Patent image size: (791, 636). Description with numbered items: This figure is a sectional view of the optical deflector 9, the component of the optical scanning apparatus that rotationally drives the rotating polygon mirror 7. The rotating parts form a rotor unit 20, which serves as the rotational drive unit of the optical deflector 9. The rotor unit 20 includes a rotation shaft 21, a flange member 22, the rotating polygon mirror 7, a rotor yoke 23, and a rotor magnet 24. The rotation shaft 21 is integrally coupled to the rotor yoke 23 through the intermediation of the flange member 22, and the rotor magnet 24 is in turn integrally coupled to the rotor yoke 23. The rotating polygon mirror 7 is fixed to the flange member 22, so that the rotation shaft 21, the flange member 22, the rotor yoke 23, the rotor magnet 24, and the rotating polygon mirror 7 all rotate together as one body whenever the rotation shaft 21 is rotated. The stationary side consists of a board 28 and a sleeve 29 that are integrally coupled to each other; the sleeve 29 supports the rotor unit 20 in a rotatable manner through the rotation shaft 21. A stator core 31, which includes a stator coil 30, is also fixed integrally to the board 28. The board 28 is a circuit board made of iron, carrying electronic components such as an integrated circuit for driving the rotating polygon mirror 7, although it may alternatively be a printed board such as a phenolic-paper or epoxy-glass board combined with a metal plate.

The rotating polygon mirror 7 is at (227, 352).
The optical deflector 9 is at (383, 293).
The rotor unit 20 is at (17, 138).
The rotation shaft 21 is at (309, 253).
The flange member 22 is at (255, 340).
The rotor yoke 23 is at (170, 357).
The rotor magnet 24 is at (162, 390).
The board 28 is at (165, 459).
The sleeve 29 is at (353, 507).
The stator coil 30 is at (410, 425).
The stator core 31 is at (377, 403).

|---|

Required task → Reproduce all of the rows, changing "sectional view" to "cross-sectional view" and leaving everything else unchanged.

Solution →
Patent image size: (791, 636). Description with numbered items: This figure is a cross-sectional view of the optical deflector 9, the component of the optical scanning apparatus that rotationally drives the rotating polygon mirror 7. The rotating parts form a rotor unit 20, which serves as the rotational drive unit of the optical deflector 9. The rotor unit 20 includes a rotation shaft 21, a flange member 22, the rotating polygon mirror 7, a rotor yoke 23, and a rotor magnet 24. The rotation shaft 21 is integrally coupled to the rotor yoke 23 through the intermediation of the flange member 22, and the rotor magnet 24 is in turn integrally coupled to the rotor yoke 23. The rotating polygon mirror 7 is fixed to the flange member 22, so that the rotation shaft 21, the flange member 22, the rotor yoke 23, the rotor magnet 24, and the rotating polygon mirror 7 all rotate together as one body whenever the rotation shaft 21 is rotated. The stationary side consists of a board 28 and a sleeve 29 that are integrally coupled to each other; the sleeve 29 supports the rotor unit 20 in a rotatable manner through the rotation shaft 21. A stator core 31, which includes a stator coil 30, is also fixed integrally to the board 28. The board 28 is a circuit board made of iron, carrying electronic components such as an integrated circuit for driving the rotating polygon mirror 7, although it may alternatively be a printed board such as a phenolic-paper or epoxy-glass board combined with a metal plate.

The rotating polygon mirror 7 is at (227, 352).
The optical deflector 9 is at (383, 293).
The rotor unit 20 is at (17, 138).
The rotation shaft 21 is at (309, 253).
The flange member 22 is at (255, 340).
The rotor yoke 23 is at (170, 357).
The rotor magnet 24 is at (162, 390).
The board 28 is at (165, 459).
The sleeve 29 is at (353, 507).
The stator coil 30 is at (410, 425).
The stator core 31 is at (377, 403).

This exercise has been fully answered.